• **What needs to be done**:
Gather each line containing the string "axis" from these entries.

Dataset rows about figures:

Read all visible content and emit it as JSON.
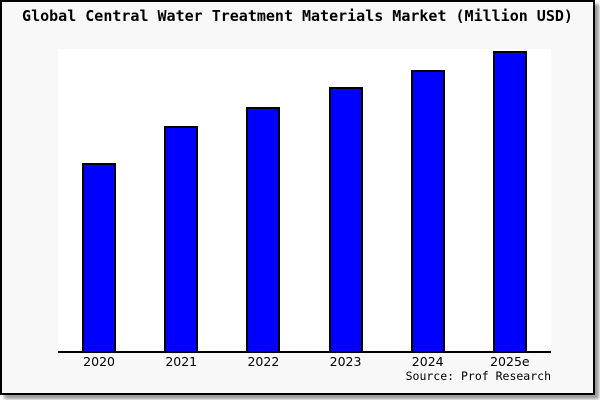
{
  "chart_data": {
    "type": "bar",
    "title": "Global Central Water Treatment Materials Market (Million USD)",
    "categories": [
      "2020",
      "2021",
      "2022",
      "2023",
      "2024",
      "2025e"
    ],
    "values": [
      62.7,
      75.0,
      81.3,
      88.0,
      93.7,
      100.0
    ],
    "value_basis": "relative index estimated from bar heights; y-axis has no tick labels; 2025e = 100",
    "xlabel": "",
    "ylabel": "",
    "ylim": [
      0,
      100.7
    ],
    "grid": false,
    "legend": false,
    "bar_color": "#0000ff",
    "bar_border_color": "#000000",
    "source": "Source: Prof Research"
  },
  "colors": {
    "canvas_background": "#f8f8f8",
    "plot_background": "#ffffff",
    "axis": "#000000",
    "text": "#000000",
    "frame_border": "#000000",
    "frame_shadow": "#9a9a9a"
  }
}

• **Written reply**:
    "value_basis": "relative index estimated from bar heights; y-axis has no tick labels; 2025e = 100",
    "axis": "#000000",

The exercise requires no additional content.